#### EXERCISE
In the data below, find every line with the string "structure" and pull it out.

#### RECORD LIST

** begin **

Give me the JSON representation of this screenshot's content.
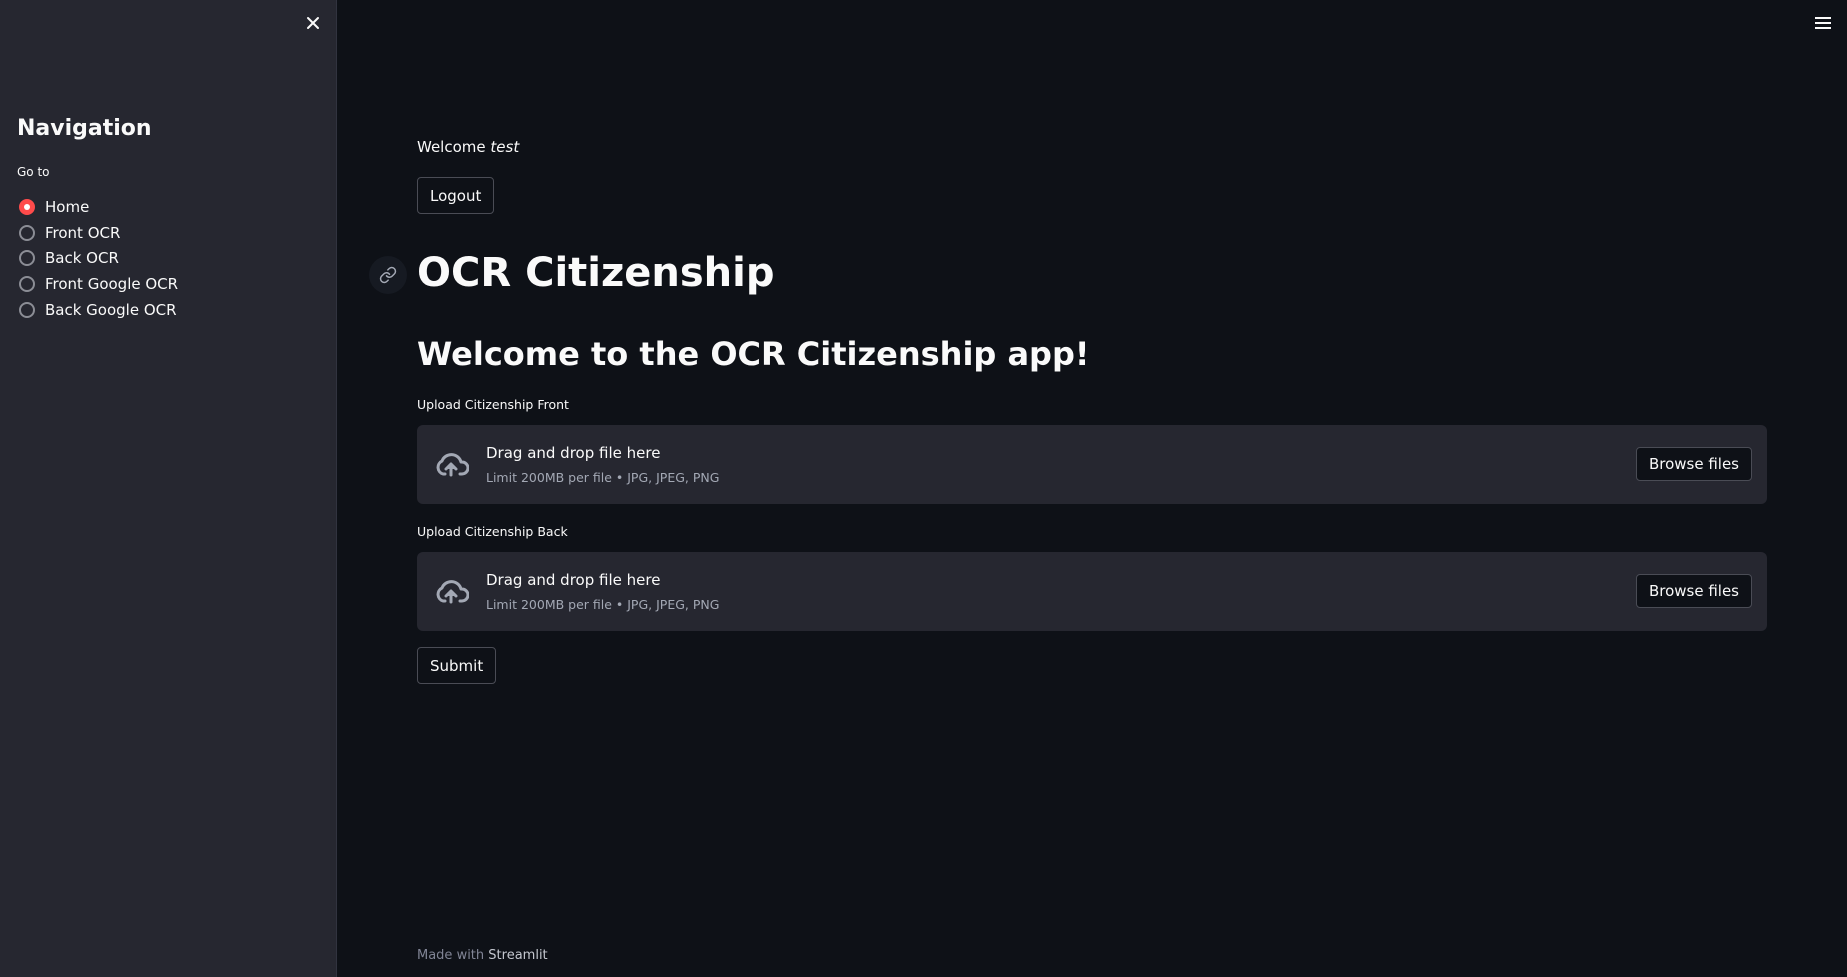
{
  "sidebar": {
    "title": "Navigation",
    "goto_label": "Go to",
    "items": [
      {
        "label": "Home",
        "selected": true
      },
      {
        "label": "Front OCR",
        "selected": false
      },
      {
        "label": "Back OCR",
        "selected": false
      },
      {
        "label": "Front Google OCR",
        "selected": false
      },
      {
        "label": "Back Google OCR",
        "selected": false
      }
    ],
    "close_icon": "close-icon"
  },
  "header": {
    "menu_icon": "hamburger-menu-icon"
  },
  "main": {
    "welcome_prefix": "Welcome",
    "welcome_user": "test",
    "logout_label": "Logout",
    "title": "OCR Citizenship",
    "subheading": "Welcome to the OCR Citizenship app!",
    "uploaders": [
      {
        "label": "Upload Citizenship Front",
        "drop_text": "Drag and drop file here",
        "limit_text": "Limit 200MB per file • JPG, JPEG, PNG",
        "browse_label": "Browse files"
      },
      {
        "label": "Upload Citizenship Back",
        "drop_text": "Drag and drop file here",
        "limit_text": "Limit 200MB per file • JPG, JPEG, PNG",
        "browse_label": "Browse files"
      }
    ],
    "submit_label": "Submit"
  },
  "footer": {
    "prefix": "Made with",
    "brand": "Streamlit"
  },
  "colors": {
    "background": "#0e1117",
    "sidebar": "#262730",
    "accent": "#ff4b4b"
  }
}
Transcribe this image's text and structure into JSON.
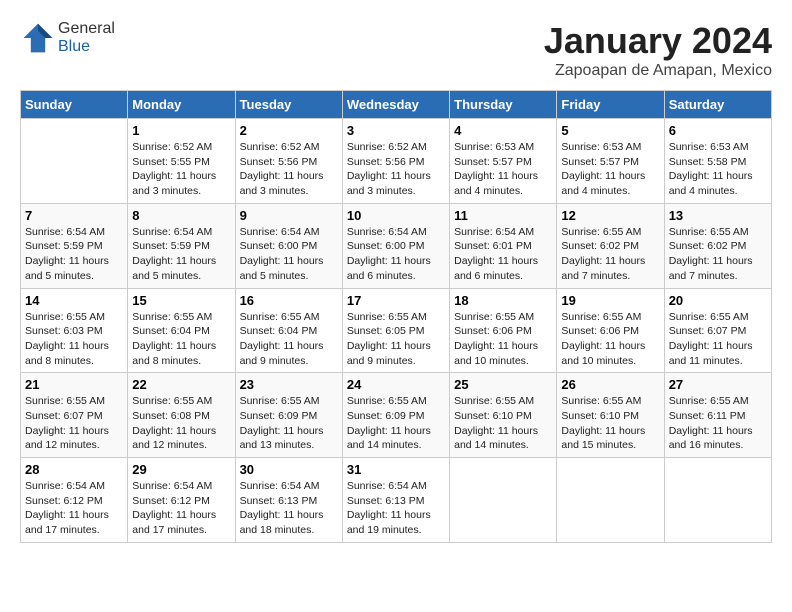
{
  "header": {
    "logo_general": "General",
    "logo_blue": "Blue",
    "month": "January 2024",
    "location": "Zapoapan de Amapan, Mexico"
  },
  "days_of_week": [
    "Sunday",
    "Monday",
    "Tuesday",
    "Wednesday",
    "Thursday",
    "Friday",
    "Saturday"
  ],
  "weeks": [
    [
      null,
      {
        "num": "1",
        "sunrise": "Sunrise: 6:52 AM",
        "sunset": "Sunset: 5:55 PM",
        "daylight": "Daylight: 11 hours and 3 minutes."
      },
      {
        "num": "2",
        "sunrise": "Sunrise: 6:52 AM",
        "sunset": "Sunset: 5:56 PM",
        "daylight": "Daylight: 11 hours and 3 minutes."
      },
      {
        "num": "3",
        "sunrise": "Sunrise: 6:52 AM",
        "sunset": "Sunset: 5:56 PM",
        "daylight": "Daylight: 11 hours and 3 minutes."
      },
      {
        "num": "4",
        "sunrise": "Sunrise: 6:53 AM",
        "sunset": "Sunset: 5:57 PM",
        "daylight": "Daylight: 11 hours and 4 minutes."
      },
      {
        "num": "5",
        "sunrise": "Sunrise: 6:53 AM",
        "sunset": "Sunset: 5:57 PM",
        "daylight": "Daylight: 11 hours and 4 minutes."
      },
      {
        "num": "6",
        "sunrise": "Sunrise: 6:53 AM",
        "sunset": "Sunset: 5:58 PM",
        "daylight": "Daylight: 11 hours and 4 minutes."
      }
    ],
    [
      {
        "num": "7",
        "sunrise": "Sunrise: 6:54 AM",
        "sunset": "Sunset: 5:59 PM",
        "daylight": "Daylight: 11 hours and 5 minutes."
      },
      {
        "num": "8",
        "sunrise": "Sunrise: 6:54 AM",
        "sunset": "Sunset: 5:59 PM",
        "daylight": "Daylight: 11 hours and 5 minutes."
      },
      {
        "num": "9",
        "sunrise": "Sunrise: 6:54 AM",
        "sunset": "Sunset: 6:00 PM",
        "daylight": "Daylight: 11 hours and 5 minutes."
      },
      {
        "num": "10",
        "sunrise": "Sunrise: 6:54 AM",
        "sunset": "Sunset: 6:00 PM",
        "daylight": "Daylight: 11 hours and 6 minutes."
      },
      {
        "num": "11",
        "sunrise": "Sunrise: 6:54 AM",
        "sunset": "Sunset: 6:01 PM",
        "daylight": "Daylight: 11 hours and 6 minutes."
      },
      {
        "num": "12",
        "sunrise": "Sunrise: 6:55 AM",
        "sunset": "Sunset: 6:02 PM",
        "daylight": "Daylight: 11 hours and 7 minutes."
      },
      {
        "num": "13",
        "sunrise": "Sunrise: 6:55 AM",
        "sunset": "Sunset: 6:02 PM",
        "daylight": "Daylight: 11 hours and 7 minutes."
      }
    ],
    [
      {
        "num": "14",
        "sunrise": "Sunrise: 6:55 AM",
        "sunset": "Sunset: 6:03 PM",
        "daylight": "Daylight: 11 hours and 8 minutes."
      },
      {
        "num": "15",
        "sunrise": "Sunrise: 6:55 AM",
        "sunset": "Sunset: 6:04 PM",
        "daylight": "Daylight: 11 hours and 8 minutes."
      },
      {
        "num": "16",
        "sunrise": "Sunrise: 6:55 AM",
        "sunset": "Sunset: 6:04 PM",
        "daylight": "Daylight: 11 hours and 9 minutes."
      },
      {
        "num": "17",
        "sunrise": "Sunrise: 6:55 AM",
        "sunset": "Sunset: 6:05 PM",
        "daylight": "Daylight: 11 hours and 9 minutes."
      },
      {
        "num": "18",
        "sunrise": "Sunrise: 6:55 AM",
        "sunset": "Sunset: 6:06 PM",
        "daylight": "Daylight: 11 hours and 10 minutes."
      },
      {
        "num": "19",
        "sunrise": "Sunrise: 6:55 AM",
        "sunset": "Sunset: 6:06 PM",
        "daylight": "Daylight: 11 hours and 10 minutes."
      },
      {
        "num": "20",
        "sunrise": "Sunrise: 6:55 AM",
        "sunset": "Sunset: 6:07 PM",
        "daylight": "Daylight: 11 hours and 11 minutes."
      }
    ],
    [
      {
        "num": "21",
        "sunrise": "Sunrise: 6:55 AM",
        "sunset": "Sunset: 6:07 PM",
        "daylight": "Daylight: 11 hours and 12 minutes."
      },
      {
        "num": "22",
        "sunrise": "Sunrise: 6:55 AM",
        "sunset": "Sunset: 6:08 PM",
        "daylight": "Daylight: 11 hours and 12 minutes."
      },
      {
        "num": "23",
        "sunrise": "Sunrise: 6:55 AM",
        "sunset": "Sunset: 6:09 PM",
        "daylight": "Daylight: 11 hours and 13 minutes."
      },
      {
        "num": "24",
        "sunrise": "Sunrise: 6:55 AM",
        "sunset": "Sunset: 6:09 PM",
        "daylight": "Daylight: 11 hours and 14 minutes."
      },
      {
        "num": "25",
        "sunrise": "Sunrise: 6:55 AM",
        "sunset": "Sunset: 6:10 PM",
        "daylight": "Daylight: 11 hours and 14 minutes."
      },
      {
        "num": "26",
        "sunrise": "Sunrise: 6:55 AM",
        "sunset": "Sunset: 6:10 PM",
        "daylight": "Daylight: 11 hours and 15 minutes."
      },
      {
        "num": "27",
        "sunrise": "Sunrise: 6:55 AM",
        "sunset": "Sunset: 6:11 PM",
        "daylight": "Daylight: 11 hours and 16 minutes."
      }
    ],
    [
      {
        "num": "28",
        "sunrise": "Sunrise: 6:54 AM",
        "sunset": "Sunset: 6:12 PM",
        "daylight": "Daylight: 11 hours and 17 minutes."
      },
      {
        "num": "29",
        "sunrise": "Sunrise: 6:54 AM",
        "sunset": "Sunset: 6:12 PM",
        "daylight": "Daylight: 11 hours and 17 minutes."
      },
      {
        "num": "30",
        "sunrise": "Sunrise: 6:54 AM",
        "sunset": "Sunset: 6:13 PM",
        "daylight": "Daylight: 11 hours and 18 minutes."
      },
      {
        "num": "31",
        "sunrise": "Sunrise: 6:54 AM",
        "sunset": "Sunset: 6:13 PM",
        "daylight": "Daylight: 11 hours and 19 minutes."
      },
      null,
      null,
      null
    ]
  ]
}
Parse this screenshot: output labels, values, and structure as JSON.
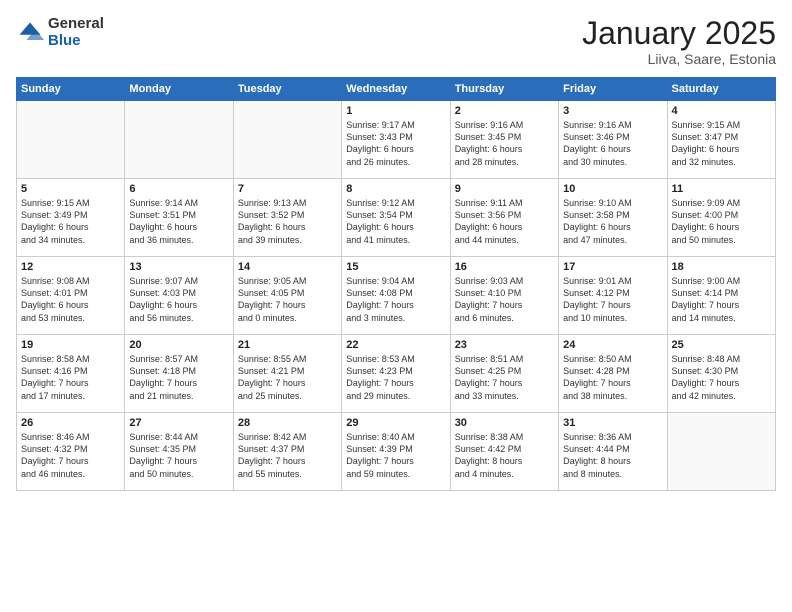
{
  "logo": {
    "general": "General",
    "blue": "Blue"
  },
  "header": {
    "title": "January 2025",
    "subtitle": "Liiva, Saare, Estonia"
  },
  "weekdays": [
    "Sunday",
    "Monday",
    "Tuesday",
    "Wednesday",
    "Thursday",
    "Friday",
    "Saturday"
  ],
  "weeks": [
    [
      {
        "day": "",
        "info": ""
      },
      {
        "day": "",
        "info": ""
      },
      {
        "day": "",
        "info": ""
      },
      {
        "day": "1",
        "info": "Sunrise: 9:17 AM\nSunset: 3:43 PM\nDaylight: 6 hours\nand 26 minutes."
      },
      {
        "day": "2",
        "info": "Sunrise: 9:16 AM\nSunset: 3:45 PM\nDaylight: 6 hours\nand 28 minutes."
      },
      {
        "day": "3",
        "info": "Sunrise: 9:16 AM\nSunset: 3:46 PM\nDaylight: 6 hours\nand 30 minutes."
      },
      {
        "day": "4",
        "info": "Sunrise: 9:15 AM\nSunset: 3:47 PM\nDaylight: 6 hours\nand 32 minutes."
      }
    ],
    [
      {
        "day": "5",
        "info": "Sunrise: 9:15 AM\nSunset: 3:49 PM\nDaylight: 6 hours\nand 34 minutes."
      },
      {
        "day": "6",
        "info": "Sunrise: 9:14 AM\nSunset: 3:51 PM\nDaylight: 6 hours\nand 36 minutes."
      },
      {
        "day": "7",
        "info": "Sunrise: 9:13 AM\nSunset: 3:52 PM\nDaylight: 6 hours\nand 39 minutes."
      },
      {
        "day": "8",
        "info": "Sunrise: 9:12 AM\nSunset: 3:54 PM\nDaylight: 6 hours\nand 41 minutes."
      },
      {
        "day": "9",
        "info": "Sunrise: 9:11 AM\nSunset: 3:56 PM\nDaylight: 6 hours\nand 44 minutes."
      },
      {
        "day": "10",
        "info": "Sunrise: 9:10 AM\nSunset: 3:58 PM\nDaylight: 6 hours\nand 47 minutes."
      },
      {
        "day": "11",
        "info": "Sunrise: 9:09 AM\nSunset: 4:00 PM\nDaylight: 6 hours\nand 50 minutes."
      }
    ],
    [
      {
        "day": "12",
        "info": "Sunrise: 9:08 AM\nSunset: 4:01 PM\nDaylight: 6 hours\nand 53 minutes."
      },
      {
        "day": "13",
        "info": "Sunrise: 9:07 AM\nSunset: 4:03 PM\nDaylight: 6 hours\nand 56 minutes."
      },
      {
        "day": "14",
        "info": "Sunrise: 9:05 AM\nSunset: 4:05 PM\nDaylight: 7 hours\nand 0 minutes."
      },
      {
        "day": "15",
        "info": "Sunrise: 9:04 AM\nSunset: 4:08 PM\nDaylight: 7 hours\nand 3 minutes."
      },
      {
        "day": "16",
        "info": "Sunrise: 9:03 AM\nSunset: 4:10 PM\nDaylight: 7 hours\nand 6 minutes."
      },
      {
        "day": "17",
        "info": "Sunrise: 9:01 AM\nSunset: 4:12 PM\nDaylight: 7 hours\nand 10 minutes."
      },
      {
        "day": "18",
        "info": "Sunrise: 9:00 AM\nSunset: 4:14 PM\nDaylight: 7 hours\nand 14 minutes."
      }
    ],
    [
      {
        "day": "19",
        "info": "Sunrise: 8:58 AM\nSunset: 4:16 PM\nDaylight: 7 hours\nand 17 minutes."
      },
      {
        "day": "20",
        "info": "Sunrise: 8:57 AM\nSunset: 4:18 PM\nDaylight: 7 hours\nand 21 minutes."
      },
      {
        "day": "21",
        "info": "Sunrise: 8:55 AM\nSunset: 4:21 PM\nDaylight: 7 hours\nand 25 minutes."
      },
      {
        "day": "22",
        "info": "Sunrise: 8:53 AM\nSunset: 4:23 PM\nDaylight: 7 hours\nand 29 minutes."
      },
      {
        "day": "23",
        "info": "Sunrise: 8:51 AM\nSunset: 4:25 PM\nDaylight: 7 hours\nand 33 minutes."
      },
      {
        "day": "24",
        "info": "Sunrise: 8:50 AM\nSunset: 4:28 PM\nDaylight: 7 hours\nand 38 minutes."
      },
      {
        "day": "25",
        "info": "Sunrise: 8:48 AM\nSunset: 4:30 PM\nDaylight: 7 hours\nand 42 minutes."
      }
    ],
    [
      {
        "day": "26",
        "info": "Sunrise: 8:46 AM\nSunset: 4:32 PM\nDaylight: 7 hours\nand 46 minutes."
      },
      {
        "day": "27",
        "info": "Sunrise: 8:44 AM\nSunset: 4:35 PM\nDaylight: 7 hours\nand 50 minutes."
      },
      {
        "day": "28",
        "info": "Sunrise: 8:42 AM\nSunset: 4:37 PM\nDaylight: 7 hours\nand 55 minutes."
      },
      {
        "day": "29",
        "info": "Sunrise: 8:40 AM\nSunset: 4:39 PM\nDaylight: 7 hours\nand 59 minutes."
      },
      {
        "day": "30",
        "info": "Sunrise: 8:38 AM\nSunset: 4:42 PM\nDaylight: 8 hours\nand 4 minutes."
      },
      {
        "day": "31",
        "info": "Sunrise: 8:36 AM\nSunset: 4:44 PM\nDaylight: 8 hours\nand 8 minutes."
      },
      {
        "day": "",
        "info": ""
      }
    ]
  ]
}
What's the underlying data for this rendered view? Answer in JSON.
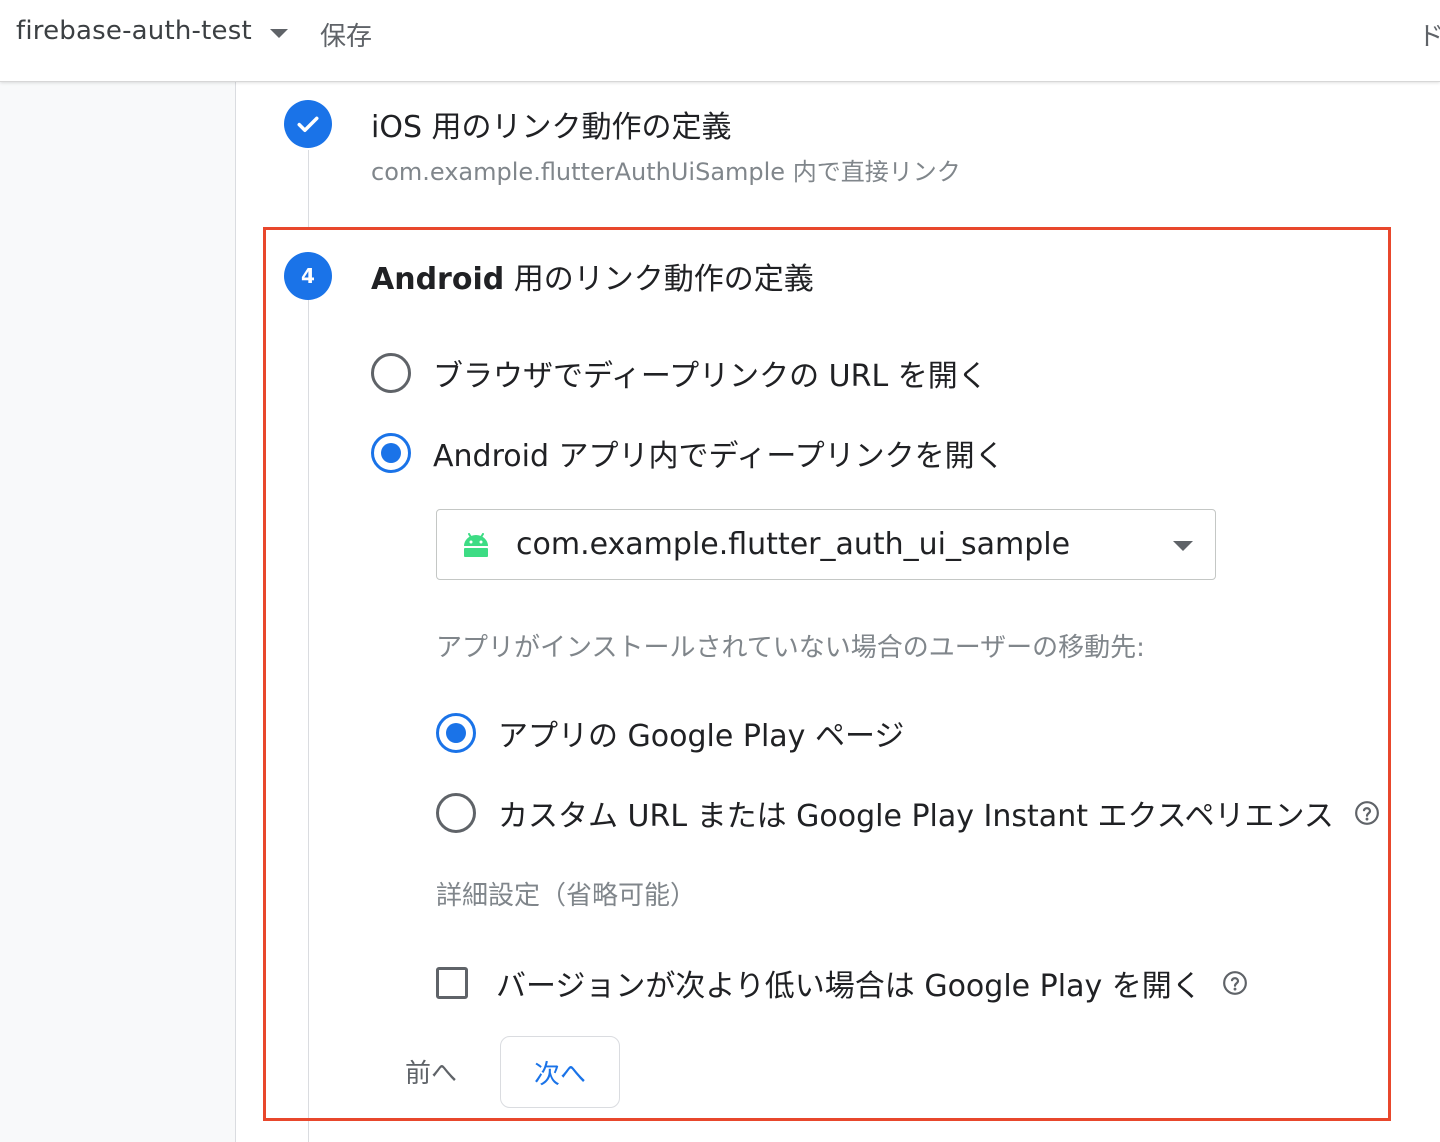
{
  "header": {
    "project_name": "firebase-auth-test",
    "save_label": "保存",
    "right_truncated": "ド"
  },
  "steps": {
    "ios": {
      "title": "iOS 用のリンク動作の定義",
      "subtitle": "com.example.flutterAuthUiSample 内で直接リンク"
    },
    "android": {
      "number": "4",
      "title_prefix": "Android",
      "title_rest": " 用のリンク動作の定義",
      "options": [
        {
          "label": "ブラウザでディープリンクの URL を開く",
          "selected": false
        },
        {
          "label": "Android アプリ内でディープリンクを開く",
          "selected": true
        }
      ],
      "app_select": {
        "value": "com.example.flutter_auth_ui_sample"
      },
      "not_installed_label": "アプリがインストールされていない場合のユーザーの移動先:",
      "fallback_options": [
        {
          "label": "アプリの Google Play ページ",
          "selected": true
        },
        {
          "label": "カスタム URL または Google Play Instant エクスペリエンス",
          "selected": false
        }
      ],
      "advanced_label": "詳細設定（省略可能）",
      "min_version_checkbox": {
        "label": "バージョンが次より低い場合は Google Play を開く",
        "checked": false
      },
      "prev_label": "前へ",
      "next_label": "次へ"
    }
  },
  "colors": {
    "accent": "#1a73e8",
    "highlight_border": "#e8472c",
    "android_green": "#3ddc84"
  },
  "icons": {
    "project_dropdown": "chevron-down-icon",
    "step_done": "check-icon",
    "app_platform": "android-icon",
    "select_dropdown": "caret-down-icon",
    "help": "help-circle-icon"
  }
}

** end **

#### RESULT BELOW
Transcribe this image's text and structure into JSON.
Parse this screenshot: output labels, values, and structure as JSON.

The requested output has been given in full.